● **TEXT EXCERPT**:
10 Civil Liberties Questions for MAHA Leaders
RFK Jr. and his MAHA movement have gained access to real power just as our public health, health care, and biomedical research systems enter a transformative era. How will they handle what's coming?
The voters that Robert F. Kennedy Jr. brought with him when he joined forces with Donald Trump were a key factor in the President-elect’s success. Many of them are medical freedom advocates, civil liberties supporters, and critics of our current health systems.
Those systems are on the brink of transformative changes that are the culmination of decades of legal, regulatory, and technological developments. The changes promise to bring us leaps forward in medicine and health services, but they also come with some major risks to civil liberties and human rights.
How will Trump, RFK Jr., and other leaders of the Make America Healthy Again (MAHA) movement address those risks?
Here are 10 topics they should address for the voters who got them over the finish line:
Biometric Access. Oracle Health is replacing password access with biometric access in all of its systems. How will MAHA leaders advocate for individuals who do not want to use biometric systems to access their medical records and do not want their biometric identifiers to be stored in health information systems? How will MAHA leaders prevent the health care system from becoming inaccessible to people who refuse to use a biometric access system?
Public Health / Health Care Convergence. The public health system is merging with the health care system and creating a unified, interoperable data infrastructure. Under current laws, this provides public health authorities with unprecedented access to individuals’ personal health information. What will MAHA leaders do to give individuals the ability to control where their data is stored and opt out of having their personal information stored in centralized state and federal databases if they so choose, without losing access to health care?
Social Determinants of Health Data Collection. With social determinants of health (SDOH) being added to health information code sets such as ICD-10 (soon ICD-11), SNOMED, and LOINC, information about all aspects of an individual’s life can be encoded and tracked in medical records. How will MAHA leaders advocate for people who want to limit the information included in their health records by excluding social determinants of health data?
SDOH Uses. Social determinants of health (SDOH) allow a wide range of non-medical factors to be classified as health issues. SDOH data, including data from consumer data brokers, is currently used for risk scoring of individuals by health systems. How will MAHA leaders prevent SDOH from being used to create scoring systems, restrictions, and requirements that are applied outside of health care settings?
Clinical Ambient AI and Medical Scribes. Major electronic health record systems like Epic and Oracle Health are integrating ambient AI and medical scribes to automate record keeping for health care providers by listening to interactions between providers and patients and automatically generating records and analysis. How will MAHA leaders advocate for patients who want to opt out of having all of their interactions with providers automatically recorded?
Preventative Medicine Overreach. The public health world is very focused on preventative health care and population health. New pharmaceuticals designed to prevent cancer and other serious diseases are being referred to as “vaccines.” What will MAHA leaders do to prevent an extensive list of new pharmaceutical products from being classified as vaccines and mandated on the public as a public health measure, with no legal liability for drug makers under NCVIA?

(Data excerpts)
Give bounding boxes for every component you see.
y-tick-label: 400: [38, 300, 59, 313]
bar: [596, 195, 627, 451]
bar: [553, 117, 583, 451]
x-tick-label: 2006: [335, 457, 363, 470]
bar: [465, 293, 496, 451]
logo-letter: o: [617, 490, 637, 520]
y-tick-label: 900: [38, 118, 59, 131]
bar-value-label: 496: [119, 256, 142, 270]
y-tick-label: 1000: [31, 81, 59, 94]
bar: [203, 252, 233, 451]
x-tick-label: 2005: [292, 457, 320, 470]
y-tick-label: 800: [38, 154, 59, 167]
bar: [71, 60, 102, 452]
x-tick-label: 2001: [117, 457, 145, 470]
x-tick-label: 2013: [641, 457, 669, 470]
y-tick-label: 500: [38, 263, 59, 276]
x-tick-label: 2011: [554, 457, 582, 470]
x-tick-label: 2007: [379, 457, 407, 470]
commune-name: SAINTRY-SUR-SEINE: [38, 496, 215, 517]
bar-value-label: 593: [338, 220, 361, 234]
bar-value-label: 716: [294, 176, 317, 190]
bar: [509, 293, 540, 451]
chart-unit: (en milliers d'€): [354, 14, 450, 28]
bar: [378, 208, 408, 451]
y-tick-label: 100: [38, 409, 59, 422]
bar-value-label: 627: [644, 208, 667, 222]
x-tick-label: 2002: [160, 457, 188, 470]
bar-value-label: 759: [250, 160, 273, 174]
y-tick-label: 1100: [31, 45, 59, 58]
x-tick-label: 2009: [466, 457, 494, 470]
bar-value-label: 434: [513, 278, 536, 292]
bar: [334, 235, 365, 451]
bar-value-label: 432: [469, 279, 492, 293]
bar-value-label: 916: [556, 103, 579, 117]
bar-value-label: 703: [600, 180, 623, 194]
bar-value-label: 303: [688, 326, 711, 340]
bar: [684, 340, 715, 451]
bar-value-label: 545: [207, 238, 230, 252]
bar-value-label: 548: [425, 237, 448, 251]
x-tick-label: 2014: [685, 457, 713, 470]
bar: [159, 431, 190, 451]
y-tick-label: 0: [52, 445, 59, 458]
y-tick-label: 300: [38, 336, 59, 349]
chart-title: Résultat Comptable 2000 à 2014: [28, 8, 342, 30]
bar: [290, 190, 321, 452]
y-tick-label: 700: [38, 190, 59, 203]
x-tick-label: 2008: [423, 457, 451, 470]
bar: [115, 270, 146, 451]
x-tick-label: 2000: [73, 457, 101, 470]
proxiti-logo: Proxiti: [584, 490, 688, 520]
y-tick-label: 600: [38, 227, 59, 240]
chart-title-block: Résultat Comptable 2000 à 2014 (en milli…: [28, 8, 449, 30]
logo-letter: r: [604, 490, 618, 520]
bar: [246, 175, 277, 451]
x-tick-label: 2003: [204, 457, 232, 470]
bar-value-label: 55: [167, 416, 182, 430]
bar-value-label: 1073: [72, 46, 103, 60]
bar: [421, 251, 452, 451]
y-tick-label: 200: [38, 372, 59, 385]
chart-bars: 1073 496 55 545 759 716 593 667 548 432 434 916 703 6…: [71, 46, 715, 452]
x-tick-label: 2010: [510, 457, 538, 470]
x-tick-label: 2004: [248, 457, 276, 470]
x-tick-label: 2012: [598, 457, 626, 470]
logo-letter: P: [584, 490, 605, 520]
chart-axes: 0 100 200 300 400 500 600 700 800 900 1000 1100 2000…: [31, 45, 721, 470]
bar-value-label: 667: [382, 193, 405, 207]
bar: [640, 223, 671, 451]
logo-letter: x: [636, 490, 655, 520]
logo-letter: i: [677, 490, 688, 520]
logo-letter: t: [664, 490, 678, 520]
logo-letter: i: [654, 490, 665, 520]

● **PROBLEM 1**:
Using the MAHA questions text, mark each statement (a), (b), (c) yes or no, and quote the words of the text that decide it. (a) Oracle Health is replacing password access with biometric access in all of its systems. (b) Health systems do not yet use SDOH data from consumer data brokers. (c) New pharmaceuticals meant to prevent cancer are being called vaccines.
● **PROBLEM 2**:
Write out the MAHA questions text word for word, beginning at the words "The voters that" and stopping after "address those risks?".
None of the rows are needed here.

● **OUTPUT 1**:
(a) Yes: "Oracle Health is replacing password access with biometric access in all of its systems."
(b) No: "SDOH data, including data from consumer data brokers, is currently used for risk scoring of individuals by health systems."
(c) Yes: "New pharmaceuticals designed to prevent cancer and other serious diseases are being referred to as “vaccines.”"

● **OUTPUT 2**:
The voters that Robert F. Kennedy Jr. brought with him when he joined forces with Donald Trump were a key factor in the President-elect’s success. Many of them are medical freedom advocates, civil liberties supporters, and critics of our current health systems.
Those systems are on the brink of transformative changes that are the culmination of decades of legal, regulatory, and technological developments. The changes promise to bring us leaps forward in medicine and health services, but they also come with some major risks to civil liberties and human rights.
How will Trump, RFK Jr., and other leaders of the Make America Healthy Again (MAHA) movement address those risks?